(Collection entries)
** start **
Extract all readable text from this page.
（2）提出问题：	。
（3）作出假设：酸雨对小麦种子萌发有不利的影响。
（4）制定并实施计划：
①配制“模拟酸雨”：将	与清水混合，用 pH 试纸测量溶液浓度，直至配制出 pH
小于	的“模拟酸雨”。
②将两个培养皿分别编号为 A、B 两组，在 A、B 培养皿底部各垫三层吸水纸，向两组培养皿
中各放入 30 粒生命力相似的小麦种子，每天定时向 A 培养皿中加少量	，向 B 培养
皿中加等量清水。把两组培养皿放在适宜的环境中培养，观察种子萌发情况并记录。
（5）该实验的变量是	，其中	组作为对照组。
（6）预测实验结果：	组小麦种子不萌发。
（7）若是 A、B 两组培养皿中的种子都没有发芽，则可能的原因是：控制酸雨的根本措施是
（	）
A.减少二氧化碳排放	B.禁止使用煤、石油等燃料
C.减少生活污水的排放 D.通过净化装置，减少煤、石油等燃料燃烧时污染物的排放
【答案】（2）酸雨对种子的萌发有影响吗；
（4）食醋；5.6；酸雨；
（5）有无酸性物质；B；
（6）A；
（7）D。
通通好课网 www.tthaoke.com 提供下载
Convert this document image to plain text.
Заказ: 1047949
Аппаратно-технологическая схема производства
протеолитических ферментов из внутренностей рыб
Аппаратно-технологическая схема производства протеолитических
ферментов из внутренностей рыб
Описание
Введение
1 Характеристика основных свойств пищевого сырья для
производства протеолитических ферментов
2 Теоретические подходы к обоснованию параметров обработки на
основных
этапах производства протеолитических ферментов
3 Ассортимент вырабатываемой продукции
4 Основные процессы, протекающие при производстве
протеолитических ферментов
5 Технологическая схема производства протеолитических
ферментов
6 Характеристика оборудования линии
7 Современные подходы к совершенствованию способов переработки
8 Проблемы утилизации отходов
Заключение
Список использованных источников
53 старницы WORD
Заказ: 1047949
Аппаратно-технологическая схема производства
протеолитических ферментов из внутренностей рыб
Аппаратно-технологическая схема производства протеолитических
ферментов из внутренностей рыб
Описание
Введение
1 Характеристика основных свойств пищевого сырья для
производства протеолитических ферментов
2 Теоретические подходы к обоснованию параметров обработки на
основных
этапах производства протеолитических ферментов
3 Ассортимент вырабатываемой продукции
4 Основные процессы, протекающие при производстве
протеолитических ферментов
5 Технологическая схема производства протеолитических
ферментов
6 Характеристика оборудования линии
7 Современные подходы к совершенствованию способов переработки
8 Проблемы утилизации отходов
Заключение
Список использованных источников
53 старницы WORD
** end **
**Work required**: Above are some records; extract every one of them exactly.

**Response below**:
Extract all readable text from this page.
（2）提出问题：	。
（3）作出假设：酸雨对小麦种子萌发有不利的影响。
（4）制定并实施计划：
①配制“模拟酸雨”：将	与清水混合，用 pH 试纸测量溶液浓度，直至配制出 pH
小于	的“模拟酸雨”。
②将两个培养皿分别编号为 A、B 两组，在 A、B 培养皿底部各垫三层吸水纸，向两组培养皿
中各放入 30 粒生命力相似的小麦种子，每天定时向 A 培养皿中加少量	，向 B 培养
皿中加等量清水。把两组培养皿放在适宜的环境中培养，观察种子萌发情况并记录。
（5）该实验的变量是	，其中	组作为对照组。
（6）预测实验结果：	组小麦种子不萌发。
（7）若是 A、B 两组培养皿中的种子都没有发芽，则可能的原因是：控制酸雨的根本措施是
（	）
A.减少二氧化碳排放	B.禁止使用煤、石油等燃料
C.减少生活污水的排放 D.通过净化装置，减少煤、石油等燃料燃烧时污染物的排放
【答案】（2）酸雨对种子的萌发有影响吗；
（4）食醋；5.6；酸雨；
（5）有无酸性物质；B；
（6）A；
（7）D。
通通好课网 www.tthaoke.com 提供下载
Convert this document image to plain text.
Заказ: 1047949
Аппаратно-технологическая схема производства
протеолитических ферментов из внутренностей рыб
Аппаратно-технологическая схема производства протеолитических
ферментов из внутренностей рыб
Описание
Введение
1 Характеристика основных свойств пищевого сырья для
производства протеолитических ферментов
2 Теоретические подходы к обоснованию параметров обработки на
основных
этапах производства протеолитических ферментов
3 Ассортимент вырабатываемой продукции
4 Основные процессы, протекающие при производстве
протеолитических ферментов
5 Технологическая схема производства протеолитических
ферментов
6 Характеристика оборудования линии
7 Современные подходы к совершенствованию способов переработки
8 Проблемы утилизации отходов
Заключение
Список использованных источников
53 старницы WORD
Заказ: 1047949
Аппаратно-технологическая схема производства
протеолитических ферментов из внутренностей рыб
Аппаратно-технологическая схема производства протеолитических
ферментов из внутренностей рыб
Описание
Введение
1 Характеристика основных свойств пищевого сырья для
производства протеолитических ферментов
2 Теоретические подходы к обоснованию параметров обработки на
основных
этапах производства протеолитических ферментов
3 Ассортимент вырабатываемой продукции
4 Основные процессы, протекающие при производстве
протеолитических ферментов
5 Технологическая схема производства протеолитических
ферментов
6 Характеристика оборудования линии
7 Современные подходы к совершенствованию способов переработки
8 Проблемы утилизации отходов
Заключение
Список использованных источников
53 старницы WORD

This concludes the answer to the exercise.